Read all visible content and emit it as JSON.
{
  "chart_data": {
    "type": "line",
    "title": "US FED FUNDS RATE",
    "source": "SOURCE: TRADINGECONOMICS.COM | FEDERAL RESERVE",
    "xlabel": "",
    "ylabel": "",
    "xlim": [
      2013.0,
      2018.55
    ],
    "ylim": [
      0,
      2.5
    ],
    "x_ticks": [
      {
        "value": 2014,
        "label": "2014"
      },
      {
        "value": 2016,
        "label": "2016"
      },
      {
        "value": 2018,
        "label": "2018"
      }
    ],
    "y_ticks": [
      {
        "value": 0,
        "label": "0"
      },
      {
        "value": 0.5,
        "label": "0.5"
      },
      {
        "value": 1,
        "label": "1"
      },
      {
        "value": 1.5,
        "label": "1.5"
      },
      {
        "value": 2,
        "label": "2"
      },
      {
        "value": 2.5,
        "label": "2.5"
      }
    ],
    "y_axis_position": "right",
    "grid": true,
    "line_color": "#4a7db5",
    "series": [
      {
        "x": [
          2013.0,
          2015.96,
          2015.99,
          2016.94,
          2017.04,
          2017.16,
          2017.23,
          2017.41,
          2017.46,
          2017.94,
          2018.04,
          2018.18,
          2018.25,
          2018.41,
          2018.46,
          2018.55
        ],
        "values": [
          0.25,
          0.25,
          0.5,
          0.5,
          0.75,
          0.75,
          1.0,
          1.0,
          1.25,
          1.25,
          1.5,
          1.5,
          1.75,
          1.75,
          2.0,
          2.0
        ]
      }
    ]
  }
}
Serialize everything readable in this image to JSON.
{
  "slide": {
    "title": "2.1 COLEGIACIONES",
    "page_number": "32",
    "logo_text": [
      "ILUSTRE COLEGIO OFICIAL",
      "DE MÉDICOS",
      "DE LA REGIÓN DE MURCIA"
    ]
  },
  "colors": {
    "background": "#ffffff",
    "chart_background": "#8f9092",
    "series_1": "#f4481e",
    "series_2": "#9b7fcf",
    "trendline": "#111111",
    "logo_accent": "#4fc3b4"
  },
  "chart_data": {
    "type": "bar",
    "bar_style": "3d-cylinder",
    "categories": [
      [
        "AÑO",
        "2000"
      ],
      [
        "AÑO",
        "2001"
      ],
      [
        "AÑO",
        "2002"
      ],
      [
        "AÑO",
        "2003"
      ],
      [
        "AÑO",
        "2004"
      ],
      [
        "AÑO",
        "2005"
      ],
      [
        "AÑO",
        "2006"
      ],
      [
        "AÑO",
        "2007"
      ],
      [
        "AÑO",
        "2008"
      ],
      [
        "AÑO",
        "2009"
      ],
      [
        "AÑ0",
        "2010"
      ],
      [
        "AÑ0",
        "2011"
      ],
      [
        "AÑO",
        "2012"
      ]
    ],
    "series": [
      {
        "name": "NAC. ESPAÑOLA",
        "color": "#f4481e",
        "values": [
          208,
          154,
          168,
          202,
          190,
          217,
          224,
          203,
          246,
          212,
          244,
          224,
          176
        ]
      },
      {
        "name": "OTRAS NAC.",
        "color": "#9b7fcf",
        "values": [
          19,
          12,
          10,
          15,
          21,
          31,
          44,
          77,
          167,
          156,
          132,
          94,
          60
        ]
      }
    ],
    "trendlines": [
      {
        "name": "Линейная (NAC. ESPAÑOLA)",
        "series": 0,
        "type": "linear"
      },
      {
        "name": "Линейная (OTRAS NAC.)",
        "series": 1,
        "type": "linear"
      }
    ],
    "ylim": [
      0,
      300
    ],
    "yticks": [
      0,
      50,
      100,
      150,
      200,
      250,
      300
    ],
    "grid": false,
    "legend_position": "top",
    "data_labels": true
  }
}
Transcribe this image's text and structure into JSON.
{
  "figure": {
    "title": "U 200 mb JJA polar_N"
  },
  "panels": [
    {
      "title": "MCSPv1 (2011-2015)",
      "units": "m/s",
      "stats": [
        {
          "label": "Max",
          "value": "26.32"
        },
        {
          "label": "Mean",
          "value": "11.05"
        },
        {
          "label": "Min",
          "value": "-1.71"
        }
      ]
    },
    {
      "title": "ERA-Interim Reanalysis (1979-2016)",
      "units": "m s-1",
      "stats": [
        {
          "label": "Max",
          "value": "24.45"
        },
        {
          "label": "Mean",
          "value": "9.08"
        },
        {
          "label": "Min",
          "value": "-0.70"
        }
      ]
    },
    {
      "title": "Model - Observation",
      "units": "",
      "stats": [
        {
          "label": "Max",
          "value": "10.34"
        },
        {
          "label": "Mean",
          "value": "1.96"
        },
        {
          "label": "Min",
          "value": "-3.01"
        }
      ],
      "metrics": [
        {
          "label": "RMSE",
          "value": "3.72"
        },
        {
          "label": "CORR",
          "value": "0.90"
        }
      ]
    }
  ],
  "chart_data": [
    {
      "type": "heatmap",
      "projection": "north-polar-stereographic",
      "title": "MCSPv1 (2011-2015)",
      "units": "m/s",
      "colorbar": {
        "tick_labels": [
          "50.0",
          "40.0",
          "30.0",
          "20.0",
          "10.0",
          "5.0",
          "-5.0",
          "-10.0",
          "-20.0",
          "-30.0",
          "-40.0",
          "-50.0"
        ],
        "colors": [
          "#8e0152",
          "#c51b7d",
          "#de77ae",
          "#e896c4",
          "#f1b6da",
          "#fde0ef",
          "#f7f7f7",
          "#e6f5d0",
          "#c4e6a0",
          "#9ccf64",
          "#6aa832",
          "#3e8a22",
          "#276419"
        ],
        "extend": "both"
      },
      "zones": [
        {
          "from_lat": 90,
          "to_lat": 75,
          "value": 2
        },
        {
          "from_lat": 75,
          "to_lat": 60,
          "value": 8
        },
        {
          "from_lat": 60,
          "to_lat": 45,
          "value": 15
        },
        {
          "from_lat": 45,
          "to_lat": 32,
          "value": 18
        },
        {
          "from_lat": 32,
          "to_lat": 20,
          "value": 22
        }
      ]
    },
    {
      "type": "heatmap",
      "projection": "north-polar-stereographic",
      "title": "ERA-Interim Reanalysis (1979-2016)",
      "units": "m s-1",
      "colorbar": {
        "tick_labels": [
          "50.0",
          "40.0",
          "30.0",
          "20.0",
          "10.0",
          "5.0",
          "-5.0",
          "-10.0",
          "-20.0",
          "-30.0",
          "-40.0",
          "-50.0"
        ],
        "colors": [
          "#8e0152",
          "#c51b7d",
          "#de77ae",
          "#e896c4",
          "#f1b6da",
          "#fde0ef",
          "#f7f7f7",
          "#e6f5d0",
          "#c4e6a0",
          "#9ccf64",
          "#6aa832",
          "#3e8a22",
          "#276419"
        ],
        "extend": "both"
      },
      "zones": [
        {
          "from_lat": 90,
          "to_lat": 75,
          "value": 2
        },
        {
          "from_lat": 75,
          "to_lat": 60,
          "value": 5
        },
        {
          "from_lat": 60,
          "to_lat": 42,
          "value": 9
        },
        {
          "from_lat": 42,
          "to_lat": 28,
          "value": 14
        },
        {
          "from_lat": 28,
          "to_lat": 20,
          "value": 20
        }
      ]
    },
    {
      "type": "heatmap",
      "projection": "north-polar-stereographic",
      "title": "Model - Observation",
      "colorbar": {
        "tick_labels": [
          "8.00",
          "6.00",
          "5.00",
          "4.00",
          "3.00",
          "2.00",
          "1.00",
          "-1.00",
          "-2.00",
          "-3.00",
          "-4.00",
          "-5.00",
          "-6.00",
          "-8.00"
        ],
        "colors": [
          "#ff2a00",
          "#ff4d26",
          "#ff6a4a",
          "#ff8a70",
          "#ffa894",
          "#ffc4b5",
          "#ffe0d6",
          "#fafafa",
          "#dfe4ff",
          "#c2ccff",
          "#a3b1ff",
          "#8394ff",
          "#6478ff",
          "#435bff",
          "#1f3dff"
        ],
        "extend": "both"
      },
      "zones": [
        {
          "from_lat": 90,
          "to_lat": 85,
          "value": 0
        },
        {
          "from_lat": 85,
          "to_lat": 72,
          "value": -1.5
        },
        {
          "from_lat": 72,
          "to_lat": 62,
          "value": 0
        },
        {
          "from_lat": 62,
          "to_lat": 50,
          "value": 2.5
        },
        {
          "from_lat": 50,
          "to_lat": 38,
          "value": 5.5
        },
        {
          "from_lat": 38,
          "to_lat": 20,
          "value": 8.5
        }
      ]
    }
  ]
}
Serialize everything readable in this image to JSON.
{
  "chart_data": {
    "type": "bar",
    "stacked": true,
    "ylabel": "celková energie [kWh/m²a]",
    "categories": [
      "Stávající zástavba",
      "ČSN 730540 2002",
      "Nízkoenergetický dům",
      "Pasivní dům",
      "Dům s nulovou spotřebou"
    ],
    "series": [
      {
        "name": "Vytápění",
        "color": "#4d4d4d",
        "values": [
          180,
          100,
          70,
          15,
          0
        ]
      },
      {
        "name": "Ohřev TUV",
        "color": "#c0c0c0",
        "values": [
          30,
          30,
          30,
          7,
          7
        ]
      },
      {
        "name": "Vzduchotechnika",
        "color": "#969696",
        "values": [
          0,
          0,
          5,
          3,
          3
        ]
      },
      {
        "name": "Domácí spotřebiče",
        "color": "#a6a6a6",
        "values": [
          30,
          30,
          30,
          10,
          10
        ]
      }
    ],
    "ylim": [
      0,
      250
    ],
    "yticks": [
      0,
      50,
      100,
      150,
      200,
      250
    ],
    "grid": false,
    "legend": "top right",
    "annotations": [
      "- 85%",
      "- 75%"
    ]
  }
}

» **Exercise**: Calculate how many lines of the material include the string "ESPAÑOLA", and state that number by itself.

» **Exercise answer**: 2